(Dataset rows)

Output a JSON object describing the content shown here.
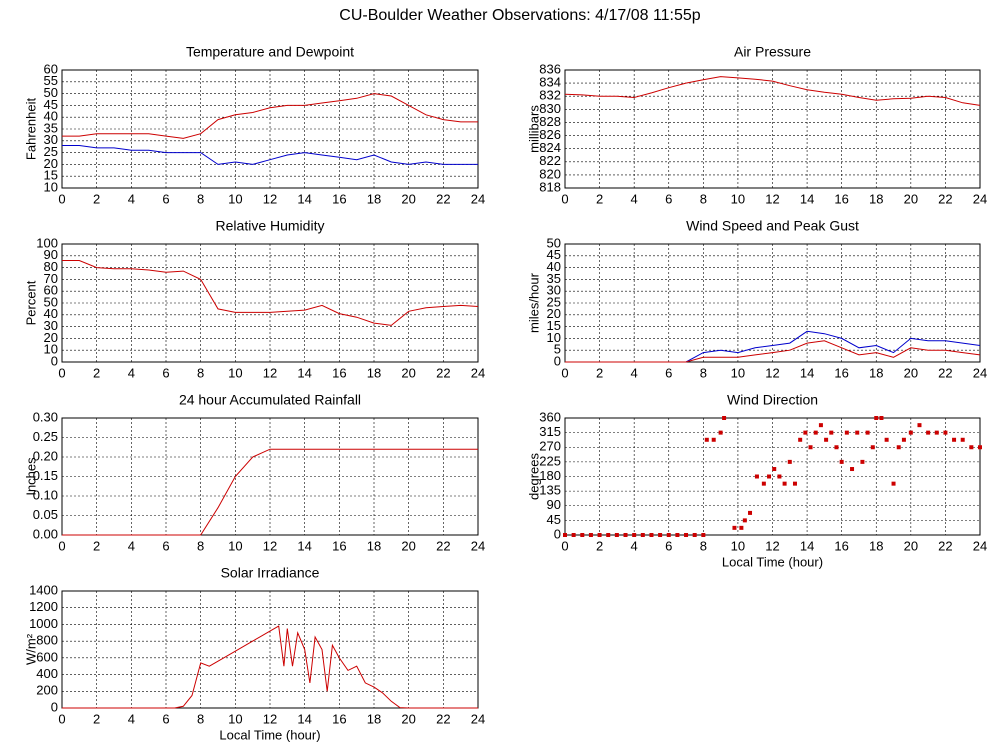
{
  "title": "CU-Boulder Weather Observations: 4/17/08 11:55p",
  "chart_data": [
    {
      "type": "line",
      "title": "Temperature and Dewpoint",
      "ylabel": "Fahrenheit",
      "x": [
        0,
        1,
        2,
        3,
        4,
        5,
        6,
        7,
        8,
        9,
        10,
        11,
        12,
        13,
        14,
        15,
        16,
        17,
        18,
        19,
        20,
        21,
        22,
        23,
        24
      ],
      "series": [
        {
          "color": "#cc0000",
          "values": [
            32,
            32,
            33,
            33,
            33,
            33,
            32,
            31,
            33,
            39,
            41,
            42,
            44,
            45,
            45,
            46,
            47,
            48,
            50,
            49,
            45,
            41,
            39,
            38,
            38
          ]
        },
        {
          "color": "#0000cc",
          "values": [
            28,
            28,
            27,
            27,
            26,
            26,
            25,
            25,
            25,
            20,
            21,
            20,
            22,
            24,
            25,
            24,
            23,
            22,
            24,
            21,
            20,
            21,
            20,
            20,
            20
          ]
        }
      ],
      "xlim": [
        0,
        24
      ],
      "xticks": [
        0,
        2,
        4,
        6,
        8,
        10,
        12,
        14,
        16,
        18,
        20,
        22,
        24
      ],
      "ylim": [
        10,
        60
      ],
      "yticks": [
        10,
        15,
        20,
        25,
        30,
        35,
        40,
        45,
        50,
        55,
        60
      ],
      "grid": true
    },
    {
      "type": "line",
      "title": "Air Pressure",
      "ylabel": "millibars",
      "x": [
        0,
        1,
        2,
        3,
        4,
        5,
        6,
        7,
        8,
        9,
        10,
        11,
        12,
        13,
        14,
        15,
        16,
        17,
        18,
        19,
        20,
        21,
        22,
        23,
        24
      ],
      "series": [
        {
          "color": "#cc0000",
          "values": [
            832.3,
            832.2,
            832,
            832,
            831.8,
            832.5,
            833.3,
            834,
            834.5,
            835,
            834.8,
            834.6,
            834.3,
            833.6,
            833,
            832.6,
            832.3,
            831.8,
            831.4,
            831.6,
            831.7,
            832,
            831.8,
            831,
            830.6
          ]
        }
      ],
      "xlim": [
        0,
        24
      ],
      "xticks": [
        0,
        2,
        4,
        6,
        8,
        10,
        12,
        14,
        16,
        18,
        20,
        22,
        24
      ],
      "ylim": [
        818,
        836
      ],
      "yticks": [
        818,
        820,
        822,
        824,
        826,
        828,
        830,
        832,
        834,
        836
      ],
      "grid": true
    },
    {
      "type": "line",
      "title": "Relative Humidity",
      "ylabel": "Percent",
      "x": [
        0,
        1,
        2,
        3,
        4,
        5,
        6,
        7,
        8,
        9,
        10,
        11,
        12,
        13,
        14,
        15,
        16,
        17,
        18,
        19,
        20,
        21,
        22,
        23,
        24
      ],
      "series": [
        {
          "color": "#cc0000",
          "values": [
            86,
            86,
            80,
            79,
            79,
            78,
            76,
            77,
            70,
            45,
            42,
            42,
            42,
            43,
            44,
            48,
            41,
            38,
            33,
            31,
            43,
            46,
            47,
            48,
            47
          ]
        }
      ],
      "xlim": [
        0,
        24
      ],
      "xticks": [
        0,
        2,
        4,
        6,
        8,
        10,
        12,
        14,
        16,
        18,
        20,
        22,
        24
      ],
      "ylim": [
        0,
        100
      ],
      "yticks": [
        0,
        10,
        20,
        30,
        40,
        50,
        60,
        70,
        80,
        90,
        100
      ],
      "grid": true
    },
    {
      "type": "line",
      "title": "Wind Speed and Peak Gust",
      "ylabel": "miles/hour",
      "x": [
        0,
        1,
        2,
        3,
        4,
        5,
        6,
        7,
        8,
        9,
        10,
        11,
        12,
        13,
        14,
        15,
        16,
        17,
        18,
        19,
        20,
        21,
        22,
        23,
        24
      ],
      "series": [
        {
          "color": "#0000cc",
          "values": [
            0,
            0,
            0,
            0,
            0,
            0,
            0,
            0,
            4,
            5,
            4,
            6,
            7,
            8,
            13,
            12,
            10,
            6,
            7,
            4,
            10,
            9,
            9,
            8,
            7
          ]
        },
        {
          "color": "#cc0000",
          "values": [
            0,
            0,
            0,
            0,
            0,
            0,
            0,
            0,
            2,
            2,
            2,
            3,
            4,
            5,
            8,
            9,
            6,
            3,
            4,
            2,
            6,
            5,
            5,
            4,
            3
          ]
        }
      ],
      "xlim": [
        0,
        24
      ],
      "xticks": [
        0,
        2,
        4,
        6,
        8,
        10,
        12,
        14,
        16,
        18,
        20,
        22,
        24
      ],
      "ylim": [
        0,
        50
      ],
      "yticks": [
        0,
        5,
        10,
        15,
        20,
        25,
        30,
        35,
        40,
        45,
        50
      ],
      "grid": true
    },
    {
      "type": "line",
      "title": "24 hour Accumulated Rainfall",
      "ylabel": "Inches",
      "x": [
        0,
        2,
        4,
        6,
        8,
        9,
        10,
        11,
        12,
        14,
        16,
        18,
        20,
        22,
        24
      ],
      "series": [
        {
          "color": "#cc0000",
          "values": [
            0,
            0,
            0,
            0,
            0,
            0.07,
            0.15,
            0.2,
            0.22,
            0.22,
            0.22,
            0.22,
            0.22,
            0.22,
            0.22
          ]
        }
      ],
      "xlim": [
        0,
        24
      ],
      "xticks": [
        0,
        2,
        4,
        6,
        8,
        10,
        12,
        14,
        16,
        18,
        20,
        22,
        24
      ],
      "ylim": [
        0,
        0.3
      ],
      "yticks": [
        {
          "value": 0,
          "label": "0.00"
        },
        {
          "value": 0.05,
          "label": "0.05"
        },
        {
          "value": 0.1,
          "label": "0.10"
        },
        {
          "value": 0.15,
          "label": "0.15"
        },
        {
          "value": 0.2,
          "label": "0.20"
        },
        {
          "value": 0.25,
          "label": "0.25"
        },
        {
          "value": 0.3,
          "label": "0.30"
        }
      ],
      "grid": true
    },
    {
      "type": "scatter",
      "title": "Wind Direction",
      "ylabel": "degrees",
      "xlabel": "Local Time (hour)",
      "x": [
        0,
        0.5,
        1,
        1.5,
        2,
        2.5,
        3,
        3.5,
        4,
        4.5,
        5,
        5.5,
        6,
        6.5,
        7,
        7.5,
        8,
        8.2,
        8.6,
        9,
        9.2,
        9.8,
        10.2,
        10.4,
        10.7,
        11.1,
        11.5,
        11.8,
        12.1,
        12.4,
        12.7,
        13,
        13.3,
        13.6,
        13.9,
        14.2,
        14.5,
        14.8,
        15.1,
        15.4,
        15.7,
        16,
        16.3,
        16.6,
        16.9,
        17.2,
        17.5,
        17.8,
        18,
        18.3,
        18.6,
        19,
        19.3,
        19.6,
        20,
        20.5,
        21,
        21.5,
        22,
        22.5,
        23,
        23.5,
        24
      ],
      "series": [
        {
          "color": "#cc0000",
          "values": [
            0,
            0,
            0,
            0,
            0,
            0,
            0,
            0,
            0,
            0,
            0,
            0,
            0,
            0,
            0,
            0,
            0,
            293,
            293,
            315,
            360,
            22,
            22,
            45,
            68,
            180,
            158,
            180,
            203,
            180,
            158,
            225,
            158,
            293,
            315,
            270,
            315,
            338,
            293,
            315,
            270,
            225,
            315,
            203,
            315,
            225,
            315,
            270,
            360,
            360,
            293,
            158,
            270,
            293,
            315,
            338,
            315,
            315,
            315,
            293,
            293,
            270,
            270
          ]
        }
      ],
      "xlim": [
        0,
        24
      ],
      "xticks": [
        0,
        2,
        4,
        6,
        8,
        10,
        12,
        14,
        16,
        18,
        20,
        22,
        24
      ],
      "ylim": [
        0,
        360
      ],
      "yticks": [
        0,
        45,
        90,
        135,
        180,
        225,
        270,
        315,
        360
      ],
      "grid": true
    },
    {
      "type": "line",
      "title": "Solar Irradiance",
      "ylabel": "W/m²",
      "xlabel": "Local Time (hour)",
      "x": [
        0,
        2,
        4,
        6,
        6.5,
        7,
        7.5,
        8,
        8.5,
        9,
        10,
        11,
        12,
        12.5,
        12.8,
        13,
        13.3,
        13.6,
        14,
        14.3,
        14.6,
        15,
        15.3,
        15.6,
        16,
        16.5,
        17,
        17.5,
        18,
        18.5,
        19,
        19.5,
        20,
        22,
        24
      ],
      "series": [
        {
          "color": "#cc0000",
          "values": [
            0,
            0,
            0,
            0,
            0,
            20,
            150,
            540,
            500,
            560,
            680,
            800,
            920,
            980,
            500,
            950,
            500,
            900,
            700,
            300,
            850,
            700,
            200,
            750,
            600,
            450,
            500,
            300,
            250,
            180,
            80,
            5,
            0,
            0,
            0
          ]
        }
      ],
      "xlim": [
        0,
        24
      ],
      "xticks": [
        0,
        2,
        4,
        6,
        8,
        10,
        12,
        14,
        16,
        18,
        20,
        22,
        24
      ],
      "ylim": [
        0,
        1400
      ],
      "yticks": [
        0,
        200,
        400,
        600,
        800,
        1000,
        1200,
        1400
      ],
      "grid": true
    }
  ]
}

WHAT THE TASK REQUIRES: Copy out every line in the listing where the word "hour" appears.

COMPLETE OUTPUT:
      "ylabel": "miles/hour",
      "title": "24 hour Accumulated Rainfall",
      "xlabel": "Local Time (hour)",
      "xlabel": "Local Time (hour)",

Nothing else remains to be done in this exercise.